* [WORK TO BE COMPLETED] From the records below, copy every line that contains the word "came".

* [GIVEN RECORDS]
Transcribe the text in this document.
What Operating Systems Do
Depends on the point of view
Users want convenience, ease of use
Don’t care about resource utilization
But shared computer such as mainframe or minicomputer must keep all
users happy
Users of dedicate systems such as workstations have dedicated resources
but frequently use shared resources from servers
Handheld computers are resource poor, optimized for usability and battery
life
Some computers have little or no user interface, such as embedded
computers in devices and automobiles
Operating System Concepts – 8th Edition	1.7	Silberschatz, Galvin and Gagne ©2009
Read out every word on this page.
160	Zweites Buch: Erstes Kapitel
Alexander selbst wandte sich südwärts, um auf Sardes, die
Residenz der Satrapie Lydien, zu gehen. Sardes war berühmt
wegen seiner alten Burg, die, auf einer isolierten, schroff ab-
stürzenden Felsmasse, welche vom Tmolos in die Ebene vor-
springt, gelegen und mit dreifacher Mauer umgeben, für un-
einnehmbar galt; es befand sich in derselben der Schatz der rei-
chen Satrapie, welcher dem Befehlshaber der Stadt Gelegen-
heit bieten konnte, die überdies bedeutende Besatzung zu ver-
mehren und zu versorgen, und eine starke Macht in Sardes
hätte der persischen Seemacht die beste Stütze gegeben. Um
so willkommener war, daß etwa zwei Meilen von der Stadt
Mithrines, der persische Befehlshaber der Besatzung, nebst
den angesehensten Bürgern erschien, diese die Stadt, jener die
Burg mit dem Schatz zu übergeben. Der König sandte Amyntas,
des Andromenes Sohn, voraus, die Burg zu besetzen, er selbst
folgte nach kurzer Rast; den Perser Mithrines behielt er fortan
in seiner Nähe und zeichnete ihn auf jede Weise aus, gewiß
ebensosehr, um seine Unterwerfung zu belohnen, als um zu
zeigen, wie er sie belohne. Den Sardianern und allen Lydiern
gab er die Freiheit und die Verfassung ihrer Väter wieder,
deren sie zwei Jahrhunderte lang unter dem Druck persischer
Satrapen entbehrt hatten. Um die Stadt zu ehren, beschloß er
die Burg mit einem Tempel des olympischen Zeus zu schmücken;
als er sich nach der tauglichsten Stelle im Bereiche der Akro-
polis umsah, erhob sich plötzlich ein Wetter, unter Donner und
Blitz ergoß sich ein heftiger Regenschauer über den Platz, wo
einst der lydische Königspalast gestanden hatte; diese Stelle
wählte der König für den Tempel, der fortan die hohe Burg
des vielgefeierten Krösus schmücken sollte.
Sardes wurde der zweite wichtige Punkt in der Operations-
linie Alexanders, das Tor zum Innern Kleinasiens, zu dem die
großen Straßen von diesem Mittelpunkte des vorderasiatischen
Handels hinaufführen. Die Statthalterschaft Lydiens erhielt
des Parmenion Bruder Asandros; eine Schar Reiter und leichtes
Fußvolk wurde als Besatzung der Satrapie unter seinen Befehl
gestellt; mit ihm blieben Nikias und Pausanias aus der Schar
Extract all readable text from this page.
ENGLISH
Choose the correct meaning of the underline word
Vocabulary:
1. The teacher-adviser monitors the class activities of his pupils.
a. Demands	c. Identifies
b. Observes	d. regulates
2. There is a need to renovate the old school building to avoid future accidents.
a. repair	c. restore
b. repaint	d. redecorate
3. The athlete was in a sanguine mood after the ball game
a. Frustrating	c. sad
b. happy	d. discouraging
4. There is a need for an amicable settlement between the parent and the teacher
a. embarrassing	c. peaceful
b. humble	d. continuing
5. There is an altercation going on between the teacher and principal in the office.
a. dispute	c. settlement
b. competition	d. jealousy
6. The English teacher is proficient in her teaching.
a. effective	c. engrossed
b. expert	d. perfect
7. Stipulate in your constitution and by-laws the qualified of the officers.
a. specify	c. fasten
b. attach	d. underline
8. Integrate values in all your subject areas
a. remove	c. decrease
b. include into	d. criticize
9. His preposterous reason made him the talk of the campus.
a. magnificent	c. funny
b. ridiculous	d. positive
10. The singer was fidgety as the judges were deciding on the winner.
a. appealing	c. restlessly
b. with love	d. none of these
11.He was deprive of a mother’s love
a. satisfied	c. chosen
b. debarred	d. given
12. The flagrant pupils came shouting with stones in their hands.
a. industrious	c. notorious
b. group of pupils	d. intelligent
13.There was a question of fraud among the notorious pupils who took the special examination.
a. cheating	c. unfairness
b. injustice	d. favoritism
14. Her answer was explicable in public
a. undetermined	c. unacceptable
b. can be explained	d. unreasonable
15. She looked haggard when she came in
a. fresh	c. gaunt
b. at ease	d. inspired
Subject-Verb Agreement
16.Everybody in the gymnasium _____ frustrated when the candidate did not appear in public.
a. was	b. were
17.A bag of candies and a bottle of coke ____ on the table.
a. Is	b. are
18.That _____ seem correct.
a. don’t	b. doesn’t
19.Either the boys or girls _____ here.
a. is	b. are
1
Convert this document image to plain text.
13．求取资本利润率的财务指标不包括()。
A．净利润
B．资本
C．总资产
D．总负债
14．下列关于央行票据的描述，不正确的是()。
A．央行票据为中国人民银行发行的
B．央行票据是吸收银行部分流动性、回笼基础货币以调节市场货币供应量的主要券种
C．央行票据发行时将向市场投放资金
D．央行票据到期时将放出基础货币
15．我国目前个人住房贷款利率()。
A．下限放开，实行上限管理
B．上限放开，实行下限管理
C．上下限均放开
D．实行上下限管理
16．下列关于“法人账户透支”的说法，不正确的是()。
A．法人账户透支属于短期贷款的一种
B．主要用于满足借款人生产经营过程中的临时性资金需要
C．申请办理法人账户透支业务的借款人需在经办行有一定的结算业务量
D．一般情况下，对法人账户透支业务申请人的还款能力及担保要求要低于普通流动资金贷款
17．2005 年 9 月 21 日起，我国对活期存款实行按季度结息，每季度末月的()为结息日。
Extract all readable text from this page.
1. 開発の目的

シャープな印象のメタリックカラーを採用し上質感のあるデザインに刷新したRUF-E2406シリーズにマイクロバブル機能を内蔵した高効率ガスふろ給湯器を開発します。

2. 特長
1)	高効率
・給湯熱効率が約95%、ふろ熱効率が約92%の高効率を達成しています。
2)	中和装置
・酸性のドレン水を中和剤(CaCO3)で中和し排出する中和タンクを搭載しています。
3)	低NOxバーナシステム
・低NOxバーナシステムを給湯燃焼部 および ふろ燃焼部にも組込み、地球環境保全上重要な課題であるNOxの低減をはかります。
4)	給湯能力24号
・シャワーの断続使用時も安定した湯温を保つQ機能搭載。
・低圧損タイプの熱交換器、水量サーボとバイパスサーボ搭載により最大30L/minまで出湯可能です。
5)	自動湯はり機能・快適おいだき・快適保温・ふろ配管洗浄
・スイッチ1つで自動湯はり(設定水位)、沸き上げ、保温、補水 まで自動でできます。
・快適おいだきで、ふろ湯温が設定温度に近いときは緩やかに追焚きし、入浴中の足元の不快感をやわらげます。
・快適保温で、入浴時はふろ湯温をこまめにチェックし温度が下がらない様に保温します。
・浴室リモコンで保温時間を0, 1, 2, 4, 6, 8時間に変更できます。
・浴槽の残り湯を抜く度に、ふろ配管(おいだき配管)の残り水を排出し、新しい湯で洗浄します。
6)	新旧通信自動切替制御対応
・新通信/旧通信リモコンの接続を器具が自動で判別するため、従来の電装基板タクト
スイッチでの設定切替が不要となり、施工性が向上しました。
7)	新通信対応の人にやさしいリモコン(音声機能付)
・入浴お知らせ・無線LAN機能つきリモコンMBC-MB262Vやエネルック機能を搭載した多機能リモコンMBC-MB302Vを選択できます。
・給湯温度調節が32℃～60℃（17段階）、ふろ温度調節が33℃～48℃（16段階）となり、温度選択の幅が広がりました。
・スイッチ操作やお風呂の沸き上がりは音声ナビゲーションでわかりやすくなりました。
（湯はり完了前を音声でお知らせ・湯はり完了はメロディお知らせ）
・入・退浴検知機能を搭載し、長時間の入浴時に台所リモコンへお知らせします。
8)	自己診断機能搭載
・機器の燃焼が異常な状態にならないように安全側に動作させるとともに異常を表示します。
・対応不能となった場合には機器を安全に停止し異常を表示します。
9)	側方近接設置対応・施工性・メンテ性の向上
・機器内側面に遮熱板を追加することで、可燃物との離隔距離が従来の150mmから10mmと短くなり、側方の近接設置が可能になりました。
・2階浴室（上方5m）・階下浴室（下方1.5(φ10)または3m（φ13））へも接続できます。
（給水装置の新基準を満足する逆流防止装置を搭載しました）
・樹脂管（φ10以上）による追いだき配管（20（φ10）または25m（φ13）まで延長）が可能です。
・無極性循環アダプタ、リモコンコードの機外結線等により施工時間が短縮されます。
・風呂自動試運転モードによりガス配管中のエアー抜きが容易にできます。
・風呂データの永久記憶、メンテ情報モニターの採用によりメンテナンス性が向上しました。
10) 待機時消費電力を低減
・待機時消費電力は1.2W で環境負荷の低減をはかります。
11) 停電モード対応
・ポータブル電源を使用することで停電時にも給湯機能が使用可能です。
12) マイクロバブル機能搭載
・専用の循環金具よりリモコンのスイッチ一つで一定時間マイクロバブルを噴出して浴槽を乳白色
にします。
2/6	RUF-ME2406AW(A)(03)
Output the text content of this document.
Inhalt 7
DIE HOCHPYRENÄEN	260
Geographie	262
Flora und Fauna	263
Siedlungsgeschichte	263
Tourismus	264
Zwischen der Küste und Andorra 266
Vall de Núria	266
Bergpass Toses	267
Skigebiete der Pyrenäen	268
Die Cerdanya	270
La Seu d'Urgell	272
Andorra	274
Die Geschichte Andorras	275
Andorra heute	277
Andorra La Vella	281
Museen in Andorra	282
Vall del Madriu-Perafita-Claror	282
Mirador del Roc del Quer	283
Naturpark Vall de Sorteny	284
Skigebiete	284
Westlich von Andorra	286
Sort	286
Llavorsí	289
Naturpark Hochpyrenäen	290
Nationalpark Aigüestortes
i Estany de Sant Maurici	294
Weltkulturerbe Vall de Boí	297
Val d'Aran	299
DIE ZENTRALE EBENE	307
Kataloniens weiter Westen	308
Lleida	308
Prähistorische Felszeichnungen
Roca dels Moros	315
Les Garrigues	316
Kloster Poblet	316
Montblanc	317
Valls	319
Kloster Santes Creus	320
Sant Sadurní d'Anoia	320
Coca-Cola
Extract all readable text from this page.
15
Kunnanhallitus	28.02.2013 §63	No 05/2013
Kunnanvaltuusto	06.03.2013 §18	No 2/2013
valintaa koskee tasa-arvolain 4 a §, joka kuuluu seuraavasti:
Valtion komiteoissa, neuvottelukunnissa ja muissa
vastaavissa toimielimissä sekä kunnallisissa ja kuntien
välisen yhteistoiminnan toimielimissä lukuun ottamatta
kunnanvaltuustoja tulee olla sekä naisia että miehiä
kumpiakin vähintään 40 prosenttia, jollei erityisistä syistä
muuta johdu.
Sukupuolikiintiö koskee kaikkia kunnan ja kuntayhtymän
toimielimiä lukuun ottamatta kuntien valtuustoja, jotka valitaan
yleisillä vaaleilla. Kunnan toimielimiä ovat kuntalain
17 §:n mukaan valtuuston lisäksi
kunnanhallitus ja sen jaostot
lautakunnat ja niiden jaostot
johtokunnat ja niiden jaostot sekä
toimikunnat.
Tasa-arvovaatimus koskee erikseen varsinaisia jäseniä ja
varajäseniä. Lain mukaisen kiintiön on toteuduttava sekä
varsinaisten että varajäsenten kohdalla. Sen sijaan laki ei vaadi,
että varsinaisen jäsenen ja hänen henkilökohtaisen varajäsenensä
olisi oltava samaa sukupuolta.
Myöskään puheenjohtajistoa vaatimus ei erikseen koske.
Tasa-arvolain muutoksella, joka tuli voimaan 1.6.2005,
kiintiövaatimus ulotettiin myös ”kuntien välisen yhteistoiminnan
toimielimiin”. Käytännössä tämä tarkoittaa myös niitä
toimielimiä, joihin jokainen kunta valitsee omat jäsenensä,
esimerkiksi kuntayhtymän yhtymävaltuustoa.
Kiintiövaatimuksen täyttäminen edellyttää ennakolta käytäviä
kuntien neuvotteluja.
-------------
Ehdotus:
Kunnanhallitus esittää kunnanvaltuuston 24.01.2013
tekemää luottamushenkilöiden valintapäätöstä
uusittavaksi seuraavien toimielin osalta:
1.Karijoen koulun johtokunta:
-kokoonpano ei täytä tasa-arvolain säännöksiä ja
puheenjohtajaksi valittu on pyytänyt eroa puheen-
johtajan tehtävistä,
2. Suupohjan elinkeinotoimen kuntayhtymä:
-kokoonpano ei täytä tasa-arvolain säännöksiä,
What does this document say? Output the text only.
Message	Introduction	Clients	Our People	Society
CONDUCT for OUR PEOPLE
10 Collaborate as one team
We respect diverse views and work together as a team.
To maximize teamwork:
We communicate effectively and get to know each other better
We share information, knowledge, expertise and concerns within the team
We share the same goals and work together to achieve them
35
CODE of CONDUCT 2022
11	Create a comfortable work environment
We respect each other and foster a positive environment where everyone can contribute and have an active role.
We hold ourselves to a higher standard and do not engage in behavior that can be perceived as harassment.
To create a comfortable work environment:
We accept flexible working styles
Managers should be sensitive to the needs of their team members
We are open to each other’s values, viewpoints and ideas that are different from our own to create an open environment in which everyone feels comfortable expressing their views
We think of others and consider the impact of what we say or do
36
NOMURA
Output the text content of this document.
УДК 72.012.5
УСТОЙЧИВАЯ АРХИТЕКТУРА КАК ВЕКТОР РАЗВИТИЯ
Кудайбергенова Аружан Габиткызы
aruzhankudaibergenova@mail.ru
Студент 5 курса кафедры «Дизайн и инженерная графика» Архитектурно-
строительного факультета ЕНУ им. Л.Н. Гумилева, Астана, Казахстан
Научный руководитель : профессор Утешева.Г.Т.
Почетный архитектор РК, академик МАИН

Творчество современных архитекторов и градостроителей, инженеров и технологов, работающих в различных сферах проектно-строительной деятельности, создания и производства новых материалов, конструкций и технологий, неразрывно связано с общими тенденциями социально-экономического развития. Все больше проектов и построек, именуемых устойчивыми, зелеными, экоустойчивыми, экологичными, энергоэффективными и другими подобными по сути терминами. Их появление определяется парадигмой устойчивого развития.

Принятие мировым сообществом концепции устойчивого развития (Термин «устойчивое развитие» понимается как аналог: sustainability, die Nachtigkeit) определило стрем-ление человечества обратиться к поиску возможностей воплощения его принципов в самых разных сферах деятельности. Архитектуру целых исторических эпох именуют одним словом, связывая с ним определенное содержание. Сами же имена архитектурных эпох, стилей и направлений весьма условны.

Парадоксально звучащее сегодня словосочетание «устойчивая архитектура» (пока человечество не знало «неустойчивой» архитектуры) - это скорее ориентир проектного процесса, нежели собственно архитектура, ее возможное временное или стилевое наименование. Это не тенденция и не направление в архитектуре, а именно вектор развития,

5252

* [TASK SOLUTION]
12. The flagrant pupils came shouting with stones in their hands.
15. She looked haggard when she came in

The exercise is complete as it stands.